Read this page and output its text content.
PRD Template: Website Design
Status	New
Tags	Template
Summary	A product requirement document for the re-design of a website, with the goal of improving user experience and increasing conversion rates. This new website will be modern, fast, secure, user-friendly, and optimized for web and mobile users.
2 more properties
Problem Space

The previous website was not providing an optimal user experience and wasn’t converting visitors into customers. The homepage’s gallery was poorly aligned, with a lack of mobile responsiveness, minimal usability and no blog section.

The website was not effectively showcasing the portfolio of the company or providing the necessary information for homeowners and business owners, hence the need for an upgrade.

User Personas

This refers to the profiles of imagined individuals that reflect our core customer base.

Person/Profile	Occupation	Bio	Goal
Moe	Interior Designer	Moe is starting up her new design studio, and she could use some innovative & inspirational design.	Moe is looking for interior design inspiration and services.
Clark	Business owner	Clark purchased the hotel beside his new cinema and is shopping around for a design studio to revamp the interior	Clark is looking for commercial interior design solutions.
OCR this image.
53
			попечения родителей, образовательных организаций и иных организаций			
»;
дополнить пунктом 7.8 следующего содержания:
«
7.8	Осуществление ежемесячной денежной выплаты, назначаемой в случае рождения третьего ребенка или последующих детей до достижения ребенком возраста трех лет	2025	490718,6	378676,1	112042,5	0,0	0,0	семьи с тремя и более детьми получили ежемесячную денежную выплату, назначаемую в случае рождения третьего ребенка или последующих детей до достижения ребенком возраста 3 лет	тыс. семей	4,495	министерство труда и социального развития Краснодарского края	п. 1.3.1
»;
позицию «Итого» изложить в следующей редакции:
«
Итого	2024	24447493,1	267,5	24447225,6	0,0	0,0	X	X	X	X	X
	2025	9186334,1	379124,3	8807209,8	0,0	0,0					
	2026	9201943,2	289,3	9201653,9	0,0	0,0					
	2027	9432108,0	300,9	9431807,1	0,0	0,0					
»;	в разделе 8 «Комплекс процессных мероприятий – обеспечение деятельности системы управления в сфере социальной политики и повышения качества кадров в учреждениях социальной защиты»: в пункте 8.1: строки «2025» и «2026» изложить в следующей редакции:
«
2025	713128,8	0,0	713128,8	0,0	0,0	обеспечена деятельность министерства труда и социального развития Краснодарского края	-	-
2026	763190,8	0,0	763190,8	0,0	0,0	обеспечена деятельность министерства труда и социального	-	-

※

• [Directions] Copy out each line of the records where the string "looking" appears.

• [Output of the exercise]
Moe	Interior Designer	Moe is starting up her new design studio, and she could use some innovative & inspirational design.	Moe is looking for interior design inspiration and services.
Clark	Business owner	Clark purchased the hotel beside his new cinema and is shopping around for a design studio to revamp the interior	Clark is looking for commercial interior design solutions.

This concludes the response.